-- begin Data for this exercise --

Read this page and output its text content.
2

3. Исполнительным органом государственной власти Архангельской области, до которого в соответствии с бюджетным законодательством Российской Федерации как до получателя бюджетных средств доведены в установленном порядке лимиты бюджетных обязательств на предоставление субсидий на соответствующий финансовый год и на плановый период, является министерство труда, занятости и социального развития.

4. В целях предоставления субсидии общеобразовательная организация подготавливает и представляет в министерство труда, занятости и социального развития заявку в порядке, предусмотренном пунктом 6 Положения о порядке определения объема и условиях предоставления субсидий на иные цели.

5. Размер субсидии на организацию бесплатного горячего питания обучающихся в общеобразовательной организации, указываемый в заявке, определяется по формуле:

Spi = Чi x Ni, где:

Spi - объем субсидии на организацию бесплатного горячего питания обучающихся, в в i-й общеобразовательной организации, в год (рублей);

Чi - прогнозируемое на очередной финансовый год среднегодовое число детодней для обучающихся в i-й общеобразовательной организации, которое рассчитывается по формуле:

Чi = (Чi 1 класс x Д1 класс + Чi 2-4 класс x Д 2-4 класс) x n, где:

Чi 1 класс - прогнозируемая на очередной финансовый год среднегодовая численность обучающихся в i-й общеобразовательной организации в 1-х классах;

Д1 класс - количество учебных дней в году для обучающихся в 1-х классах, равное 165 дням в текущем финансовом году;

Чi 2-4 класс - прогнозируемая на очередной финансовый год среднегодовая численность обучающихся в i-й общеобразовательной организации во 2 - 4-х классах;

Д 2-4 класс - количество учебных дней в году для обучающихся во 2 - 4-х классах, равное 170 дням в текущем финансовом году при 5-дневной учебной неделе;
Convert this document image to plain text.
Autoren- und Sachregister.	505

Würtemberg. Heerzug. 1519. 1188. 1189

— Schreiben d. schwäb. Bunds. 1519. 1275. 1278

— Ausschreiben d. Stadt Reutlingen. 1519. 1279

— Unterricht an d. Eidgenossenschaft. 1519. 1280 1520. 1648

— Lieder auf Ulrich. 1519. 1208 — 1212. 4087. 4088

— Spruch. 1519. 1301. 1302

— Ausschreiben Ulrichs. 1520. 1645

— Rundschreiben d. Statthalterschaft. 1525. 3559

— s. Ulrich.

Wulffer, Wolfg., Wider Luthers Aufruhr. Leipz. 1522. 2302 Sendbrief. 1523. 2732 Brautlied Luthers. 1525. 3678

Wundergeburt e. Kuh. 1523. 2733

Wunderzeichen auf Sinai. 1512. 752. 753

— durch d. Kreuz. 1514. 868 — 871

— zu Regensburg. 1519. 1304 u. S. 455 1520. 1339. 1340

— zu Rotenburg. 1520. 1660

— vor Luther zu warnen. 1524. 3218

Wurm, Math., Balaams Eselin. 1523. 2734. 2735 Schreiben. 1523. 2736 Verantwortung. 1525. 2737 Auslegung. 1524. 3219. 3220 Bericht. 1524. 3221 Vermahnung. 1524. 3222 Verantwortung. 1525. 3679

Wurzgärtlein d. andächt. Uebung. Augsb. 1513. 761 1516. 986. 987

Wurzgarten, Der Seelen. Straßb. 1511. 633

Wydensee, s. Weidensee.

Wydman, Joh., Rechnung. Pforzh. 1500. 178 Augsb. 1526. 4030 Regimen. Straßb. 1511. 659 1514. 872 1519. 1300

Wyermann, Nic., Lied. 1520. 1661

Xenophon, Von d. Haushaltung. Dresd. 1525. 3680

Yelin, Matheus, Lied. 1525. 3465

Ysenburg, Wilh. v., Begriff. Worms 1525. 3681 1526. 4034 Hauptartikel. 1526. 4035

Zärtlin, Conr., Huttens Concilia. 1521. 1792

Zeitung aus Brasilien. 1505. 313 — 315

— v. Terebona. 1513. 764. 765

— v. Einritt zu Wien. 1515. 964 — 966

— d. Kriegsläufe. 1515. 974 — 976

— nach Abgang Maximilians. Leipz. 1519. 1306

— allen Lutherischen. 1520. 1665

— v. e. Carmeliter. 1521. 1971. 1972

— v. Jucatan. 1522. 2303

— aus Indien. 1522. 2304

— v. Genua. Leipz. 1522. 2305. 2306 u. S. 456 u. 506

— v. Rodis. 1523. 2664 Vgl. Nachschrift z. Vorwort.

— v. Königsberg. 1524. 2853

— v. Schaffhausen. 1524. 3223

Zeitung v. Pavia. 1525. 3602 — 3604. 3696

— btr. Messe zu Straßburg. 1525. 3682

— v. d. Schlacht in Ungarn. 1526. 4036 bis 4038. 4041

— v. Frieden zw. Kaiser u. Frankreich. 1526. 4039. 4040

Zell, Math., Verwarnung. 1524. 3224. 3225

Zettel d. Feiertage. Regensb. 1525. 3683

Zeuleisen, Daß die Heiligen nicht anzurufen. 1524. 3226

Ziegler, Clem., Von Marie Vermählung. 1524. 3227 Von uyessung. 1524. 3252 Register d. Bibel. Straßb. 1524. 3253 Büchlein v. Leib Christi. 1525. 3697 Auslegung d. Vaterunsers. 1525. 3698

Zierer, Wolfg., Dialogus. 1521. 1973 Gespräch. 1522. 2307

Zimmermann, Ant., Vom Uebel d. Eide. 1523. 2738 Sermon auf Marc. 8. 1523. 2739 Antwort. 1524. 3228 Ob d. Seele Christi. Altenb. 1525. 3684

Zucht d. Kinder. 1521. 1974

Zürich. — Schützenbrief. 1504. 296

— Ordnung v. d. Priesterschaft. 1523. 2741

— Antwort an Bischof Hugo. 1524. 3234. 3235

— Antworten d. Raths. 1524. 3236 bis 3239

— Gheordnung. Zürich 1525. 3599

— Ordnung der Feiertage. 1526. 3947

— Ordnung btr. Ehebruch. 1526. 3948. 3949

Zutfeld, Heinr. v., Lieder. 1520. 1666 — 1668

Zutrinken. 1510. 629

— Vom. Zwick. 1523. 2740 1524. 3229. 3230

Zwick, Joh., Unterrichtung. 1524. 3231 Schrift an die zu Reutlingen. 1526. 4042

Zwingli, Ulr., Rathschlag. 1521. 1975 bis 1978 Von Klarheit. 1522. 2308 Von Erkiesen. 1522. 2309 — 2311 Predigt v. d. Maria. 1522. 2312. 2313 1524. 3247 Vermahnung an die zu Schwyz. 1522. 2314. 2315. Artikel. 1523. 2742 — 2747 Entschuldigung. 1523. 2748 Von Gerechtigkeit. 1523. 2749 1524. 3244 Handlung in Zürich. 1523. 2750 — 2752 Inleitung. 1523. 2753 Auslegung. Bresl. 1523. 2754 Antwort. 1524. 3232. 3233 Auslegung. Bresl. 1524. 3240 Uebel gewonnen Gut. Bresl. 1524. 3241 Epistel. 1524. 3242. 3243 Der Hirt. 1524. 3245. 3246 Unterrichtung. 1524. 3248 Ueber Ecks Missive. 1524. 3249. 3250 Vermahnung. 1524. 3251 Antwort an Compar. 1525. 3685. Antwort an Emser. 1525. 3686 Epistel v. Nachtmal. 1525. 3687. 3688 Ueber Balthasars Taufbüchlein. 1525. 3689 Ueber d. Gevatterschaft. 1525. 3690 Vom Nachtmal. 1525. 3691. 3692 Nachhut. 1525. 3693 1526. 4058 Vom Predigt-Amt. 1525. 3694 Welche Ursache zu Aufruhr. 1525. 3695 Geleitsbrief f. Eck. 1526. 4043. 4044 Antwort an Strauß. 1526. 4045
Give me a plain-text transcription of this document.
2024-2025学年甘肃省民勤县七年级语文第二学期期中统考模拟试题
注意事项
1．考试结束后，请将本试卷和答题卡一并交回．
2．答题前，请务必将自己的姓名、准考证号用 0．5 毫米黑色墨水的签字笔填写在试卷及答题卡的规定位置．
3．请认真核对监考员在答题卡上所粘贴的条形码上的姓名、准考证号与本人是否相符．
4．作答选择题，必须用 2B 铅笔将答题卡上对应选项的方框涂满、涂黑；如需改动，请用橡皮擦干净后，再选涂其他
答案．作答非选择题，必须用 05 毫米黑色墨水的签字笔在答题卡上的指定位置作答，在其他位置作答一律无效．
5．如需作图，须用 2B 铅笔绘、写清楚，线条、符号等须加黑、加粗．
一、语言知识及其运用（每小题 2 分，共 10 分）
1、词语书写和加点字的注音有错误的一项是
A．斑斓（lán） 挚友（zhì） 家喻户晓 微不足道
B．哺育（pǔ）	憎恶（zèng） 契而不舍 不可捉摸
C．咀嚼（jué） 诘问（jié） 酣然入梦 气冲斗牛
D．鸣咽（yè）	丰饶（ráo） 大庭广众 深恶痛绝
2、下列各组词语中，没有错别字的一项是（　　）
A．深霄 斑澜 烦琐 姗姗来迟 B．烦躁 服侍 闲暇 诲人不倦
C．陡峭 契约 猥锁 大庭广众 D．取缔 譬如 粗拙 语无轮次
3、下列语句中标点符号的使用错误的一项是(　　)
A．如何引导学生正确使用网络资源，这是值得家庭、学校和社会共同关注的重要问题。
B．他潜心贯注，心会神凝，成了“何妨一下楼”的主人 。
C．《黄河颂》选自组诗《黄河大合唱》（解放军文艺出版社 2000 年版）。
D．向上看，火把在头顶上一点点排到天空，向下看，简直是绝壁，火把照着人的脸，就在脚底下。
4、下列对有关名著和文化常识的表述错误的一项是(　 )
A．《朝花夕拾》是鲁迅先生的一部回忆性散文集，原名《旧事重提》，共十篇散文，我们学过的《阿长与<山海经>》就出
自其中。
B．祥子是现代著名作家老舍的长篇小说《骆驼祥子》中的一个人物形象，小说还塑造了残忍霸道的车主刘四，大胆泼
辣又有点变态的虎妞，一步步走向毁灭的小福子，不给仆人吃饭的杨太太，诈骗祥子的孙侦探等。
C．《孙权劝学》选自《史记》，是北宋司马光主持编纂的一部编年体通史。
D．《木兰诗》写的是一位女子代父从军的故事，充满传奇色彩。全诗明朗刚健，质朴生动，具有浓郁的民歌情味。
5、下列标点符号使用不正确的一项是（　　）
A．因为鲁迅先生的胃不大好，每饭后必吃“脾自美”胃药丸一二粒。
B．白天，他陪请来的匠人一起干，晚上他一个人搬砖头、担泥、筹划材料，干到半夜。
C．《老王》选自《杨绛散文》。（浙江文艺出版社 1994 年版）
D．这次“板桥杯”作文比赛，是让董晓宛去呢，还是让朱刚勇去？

-- end Data for this exercise --

The exercise: Copy each line of the listing that includes "количество".

Exercise response:
Д1 класс - количество учебных дней в году для обучающихся в 1-х классах, равное 165 дням в текущем финансовом году;
Д 2-4 класс - количество учебных дней в году для обучающихся во 2 - 4-х классах, равное 170 дням в текущем финансовом году при 5-дневной учебной неделе;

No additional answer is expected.